> MATERIAL SHOWN:
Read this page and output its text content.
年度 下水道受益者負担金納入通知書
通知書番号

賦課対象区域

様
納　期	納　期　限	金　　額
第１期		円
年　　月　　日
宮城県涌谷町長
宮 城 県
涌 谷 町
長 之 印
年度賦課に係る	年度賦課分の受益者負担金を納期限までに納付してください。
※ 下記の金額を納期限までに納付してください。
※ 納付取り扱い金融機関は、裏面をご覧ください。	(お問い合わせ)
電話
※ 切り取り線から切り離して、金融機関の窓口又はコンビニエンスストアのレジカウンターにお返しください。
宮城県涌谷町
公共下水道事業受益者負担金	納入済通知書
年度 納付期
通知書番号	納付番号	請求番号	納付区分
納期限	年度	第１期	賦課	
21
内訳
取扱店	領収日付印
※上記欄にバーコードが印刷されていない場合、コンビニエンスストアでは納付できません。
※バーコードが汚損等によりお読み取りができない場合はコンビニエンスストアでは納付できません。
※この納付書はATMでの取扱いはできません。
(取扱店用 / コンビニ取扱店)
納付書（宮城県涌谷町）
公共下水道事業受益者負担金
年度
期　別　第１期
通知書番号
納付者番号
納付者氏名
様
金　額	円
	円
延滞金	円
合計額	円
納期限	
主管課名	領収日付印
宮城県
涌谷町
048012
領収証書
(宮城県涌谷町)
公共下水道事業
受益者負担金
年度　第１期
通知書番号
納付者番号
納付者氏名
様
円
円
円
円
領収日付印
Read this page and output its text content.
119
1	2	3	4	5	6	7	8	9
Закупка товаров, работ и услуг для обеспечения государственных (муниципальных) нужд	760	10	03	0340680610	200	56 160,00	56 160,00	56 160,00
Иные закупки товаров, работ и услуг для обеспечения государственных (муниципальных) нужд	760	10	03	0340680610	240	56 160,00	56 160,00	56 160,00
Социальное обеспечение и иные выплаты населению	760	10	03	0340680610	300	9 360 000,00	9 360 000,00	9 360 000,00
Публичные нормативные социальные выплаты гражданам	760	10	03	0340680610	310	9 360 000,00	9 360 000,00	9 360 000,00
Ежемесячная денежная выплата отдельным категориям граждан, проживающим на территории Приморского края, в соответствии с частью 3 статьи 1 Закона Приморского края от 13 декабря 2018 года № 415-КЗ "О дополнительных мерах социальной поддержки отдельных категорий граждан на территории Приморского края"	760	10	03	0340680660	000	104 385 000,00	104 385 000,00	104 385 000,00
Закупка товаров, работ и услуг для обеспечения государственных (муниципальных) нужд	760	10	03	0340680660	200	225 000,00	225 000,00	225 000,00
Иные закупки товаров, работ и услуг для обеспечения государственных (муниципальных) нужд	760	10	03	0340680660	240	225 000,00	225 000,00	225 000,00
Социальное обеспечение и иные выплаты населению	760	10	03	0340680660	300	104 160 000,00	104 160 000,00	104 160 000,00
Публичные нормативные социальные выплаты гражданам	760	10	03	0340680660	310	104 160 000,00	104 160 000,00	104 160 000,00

> STATED EXERCISE: Output all records verbatim.

> WRITTEN SOLUTION:
Read this page and output its text content.
年度 下水道受益者負担金納入通知書
通知書番号

賦課対象区域

様
納　期	納　期　限	金　　額
第１期		円
年　　月　　日
宮城県涌谷町長
宮 城 県
涌 谷 町
長 之 印
年度賦課に係る	年度賦課分の受益者負担金を納期限までに納付してください。
※ 下記の金額を納期限までに納付してください。
※ 納付取り扱い金融機関は、裏面をご覧ください。	(お問い合わせ)
電話
※ 切り取り線から切り離して、金融機関の窓口又はコンビニエンスストアのレジカウンターにお返しください。
宮城県涌谷町
公共下水道事業受益者負担金	納入済通知書
年度 納付期
通知書番号	納付番号	請求番号	納付区分
納期限	年度	第１期	賦課	
21
内訳
取扱店	領収日付印
※上記欄にバーコードが印刷されていない場合、コンビニエンスストアでは納付できません。
※バーコードが汚損等によりお読み取りができない場合はコンビニエンスストアでは納付できません。
※この納付書はATMでの取扱いはできません。
(取扱店用 / コンビニ取扱店)
納付書（宮城県涌谷町）
公共下水道事業受益者負担金
年度
期　別　第１期
通知書番号
納付者番号
納付者氏名
様
金　額	円
	円
延滞金	円
合計額	円
納期限	
主管課名	領収日付印
宮城県
涌谷町
048012
領収証書
(宮城県涌谷町)
公共下水道事業
受益者負担金
年度　第１期
通知書番号
納付者番号
納付者氏名
様
円
円
円
円
領収日付印
Read this page and output its text content.
119
1	2	3	4	5	6	7	8	9
Закупка товаров, работ и услуг для обеспечения государственных (муниципальных) нужд	760	10	03	0340680610	200	56 160,00	56 160,00	56 160,00
Иные закупки товаров, работ и услуг для обеспечения государственных (муниципальных) нужд	760	10	03	0340680610	240	56 160,00	56 160,00	56 160,00
Социальное обеспечение и иные выплаты населению	760	10	03	0340680610	300	9 360 000,00	9 360 000,00	9 360 000,00
Публичные нормативные социальные выплаты гражданам	760	10	03	0340680610	310	9 360 000,00	9 360 000,00	9 360 000,00
Ежемесячная денежная выплата отдельным категориям граждан, проживающим на территории Приморского края, в соответствии с частью 3 статьи 1 Закона Приморского края от 13 декабря 2018 года № 415-КЗ "О дополнительных мерах социальной поддержки отдельных категорий граждан на территории Приморского края"	760	10	03	0340680660	000	104 385 000,00	104 385 000,00	104 385 000,00
Закупка товаров, работ и услуг для обеспечения государственных (муниципальных) нужд	760	10	03	0340680660	200	225 000,00	225 000,00	225 000,00
Иные закупки товаров, работ и услуг для обеспечения государственных (муниципальных) нужд	760	10	03	0340680660	240	225 000,00	225 000,00	225 000,00
Социальное обеспечение и иные выплаты населению	760	10	03	0340680660	300	104 160 000,00	104 160 000,00	104 160 000,00
Публичные нормативные социальные выплаты гражданам	760	10	03	0340680660	310	104 160 000,00	104 160 000,00	104 160 000,00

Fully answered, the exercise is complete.